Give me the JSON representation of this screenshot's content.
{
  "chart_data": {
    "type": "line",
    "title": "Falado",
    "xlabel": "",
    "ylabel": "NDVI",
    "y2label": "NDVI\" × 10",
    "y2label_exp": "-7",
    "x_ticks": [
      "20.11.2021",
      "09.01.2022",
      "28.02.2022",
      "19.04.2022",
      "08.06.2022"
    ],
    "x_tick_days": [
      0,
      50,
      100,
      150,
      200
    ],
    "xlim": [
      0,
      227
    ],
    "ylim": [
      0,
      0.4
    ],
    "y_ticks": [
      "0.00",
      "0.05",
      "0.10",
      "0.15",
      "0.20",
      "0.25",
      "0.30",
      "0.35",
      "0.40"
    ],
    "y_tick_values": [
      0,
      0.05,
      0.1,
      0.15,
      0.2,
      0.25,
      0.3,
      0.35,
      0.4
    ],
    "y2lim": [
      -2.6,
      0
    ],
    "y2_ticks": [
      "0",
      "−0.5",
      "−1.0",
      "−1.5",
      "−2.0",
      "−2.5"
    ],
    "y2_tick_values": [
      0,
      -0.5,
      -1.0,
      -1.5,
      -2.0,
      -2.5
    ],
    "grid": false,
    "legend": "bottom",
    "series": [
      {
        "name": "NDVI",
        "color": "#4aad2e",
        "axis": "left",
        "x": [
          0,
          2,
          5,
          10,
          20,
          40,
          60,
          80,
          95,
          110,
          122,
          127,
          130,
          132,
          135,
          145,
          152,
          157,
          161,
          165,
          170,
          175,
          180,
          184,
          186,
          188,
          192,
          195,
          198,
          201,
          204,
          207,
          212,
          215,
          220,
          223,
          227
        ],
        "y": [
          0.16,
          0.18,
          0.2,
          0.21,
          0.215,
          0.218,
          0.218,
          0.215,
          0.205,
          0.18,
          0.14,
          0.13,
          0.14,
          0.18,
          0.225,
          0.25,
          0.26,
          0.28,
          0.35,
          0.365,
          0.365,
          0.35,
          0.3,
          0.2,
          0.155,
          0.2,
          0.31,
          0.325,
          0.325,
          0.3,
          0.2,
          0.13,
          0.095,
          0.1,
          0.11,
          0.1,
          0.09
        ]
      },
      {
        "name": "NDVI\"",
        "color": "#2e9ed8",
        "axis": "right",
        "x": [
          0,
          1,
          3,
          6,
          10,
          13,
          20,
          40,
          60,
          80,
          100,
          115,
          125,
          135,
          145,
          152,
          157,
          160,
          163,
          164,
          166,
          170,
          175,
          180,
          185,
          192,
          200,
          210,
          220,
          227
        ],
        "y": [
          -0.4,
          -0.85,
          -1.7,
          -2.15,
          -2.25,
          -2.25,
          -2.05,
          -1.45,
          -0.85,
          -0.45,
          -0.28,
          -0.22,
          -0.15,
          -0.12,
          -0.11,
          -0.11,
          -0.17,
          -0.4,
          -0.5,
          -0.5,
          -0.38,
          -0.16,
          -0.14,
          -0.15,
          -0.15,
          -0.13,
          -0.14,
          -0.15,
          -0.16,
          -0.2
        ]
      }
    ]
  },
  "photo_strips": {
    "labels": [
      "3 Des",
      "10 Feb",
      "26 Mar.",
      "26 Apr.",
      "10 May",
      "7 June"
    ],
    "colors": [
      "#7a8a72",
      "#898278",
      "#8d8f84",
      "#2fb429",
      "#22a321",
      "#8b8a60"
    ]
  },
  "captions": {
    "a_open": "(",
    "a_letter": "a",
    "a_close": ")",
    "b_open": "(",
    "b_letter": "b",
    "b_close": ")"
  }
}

════

All of the lines above must be returned exactly.

Answer for this exercise ::
Give me the JSON representation of this screenshot's content.
{
  "chart_data": {
    "type": "line",
    "title": "Falado",
    "xlabel": "",
    "ylabel": "NDVI",
    "y2label": "NDVI\" × 10",
    "y2label_exp": "-7",
    "x_ticks": [
      "20.11.2021",
      "09.01.2022",
      "28.02.2022",
      "19.04.2022",
      "08.06.2022"
    ],
    "x_tick_days": [
      0,
      50,
      100,
      150,
      200
    ],
    "xlim": [
      0,
      227
    ],
    "ylim": [
      0,
      0.4
    ],
    "y_ticks": [
      "0.00",
      "0.05",
      "0.10",
      "0.15",
      "0.20",
      "0.25",
      "0.30",
      "0.35",
      "0.40"
    ],
    "y_tick_values": [
      0,
      0.05,
      0.1,
      0.15,
      0.2,
      0.25,
      0.3,
      0.35,
      0.4
    ],
    "y2lim": [
      -2.6,
      0
    ],
    "y2_ticks": [
      "0",
      "−0.5",
      "−1.0",
      "−1.5",
      "−2.0",
      "−2.5"
    ],
    "y2_tick_values": [
      0,
      -0.5,
      -1.0,
      -1.5,
      -2.0,
      -2.5
    ],
    "grid": false,
    "legend": "bottom",
    "series": [
      {
        "name": "NDVI",
        "color": "#4aad2e",
        "axis": "left",
        "x": [
          0,
          2,
          5,
          10,
          20,
          40,
          60,
          80,
          95,
          110,
          122,
          127,
          130,
          132,
          135,
          145,
          152,
          157,
          161,
          165,
          170,
          175,
          180,
          184,
          186,
          188,
          192,
          195,
          198,
          201,
          204,
          207,
          212,
          215,
          220,
          223,
          227
        ],
        "y": [
          0.16,
          0.18,
          0.2,
          0.21,
          0.215,
          0.218,
          0.218,
          0.215,
          0.205,
          0.18,
          0.14,
          0.13,
          0.14,
          0.18,
          0.225,
          0.25,
          0.26,
          0.28,
          0.35,
          0.365,
          0.365,
          0.35,
          0.3,
          0.2,
          0.155,
          0.2,
          0.31,
          0.325,
          0.325,
          0.3,
          0.2,
          0.13,
          0.095,
          0.1,
          0.11,
          0.1,
          0.09
        ]
      },
      {
        "name": "NDVI\"",
        "color": "#2e9ed8",
        "axis": "right",
        "x": [
          0,
          1,
          3,
          6,
          10,
          13,
          20,
          40,
          60,
          80,
          100,
          115,
          125,
          135,
          145,
          152,
          157,
          160,
          163,
          164,
          166,
          170,
          175,
          180,
          185,
          192,
          200,
          210,
          220,
          227
        ],
        "y": [
          -0.4,
          -0.85,
          -1.7,
          -2.15,
          -2.25,
          -2.25,
          -2.05,
          -1.45,
          -0.85,
          -0.45,
          -0.28,
          -0.22,
          -0.15,
          -0.12,
          -0.11,
          -0.11,
          -0.17,
          -0.4,
          -0.5,
          -0.5,
          -0.38,
          -0.16,
          -0.14,
          -0.15,
          -0.15,
          -0.13,
          -0.14,
          -0.15,
          -0.16,
          -0.2
        ]
      }
    ]
  },
  "photo_strips": {
    "labels": [
      "3 Des",
      "10 Feb",
      "26 Mar.",
      "26 Apr.",
      "10 May",
      "7 June"
    ],
    "colors": [
      "#7a8a72",
      "#898278",
      "#8d8f84",
      "#2fb429",
      "#22a321",
      "#8b8a60"
    ]
  },
  "captions": {
    "a_open": "(",
    "a_letter": "a",
    "a_close": ")",
    "b_open": "(",
    "b_letter": "b",
    "b_close": ")"
  }
}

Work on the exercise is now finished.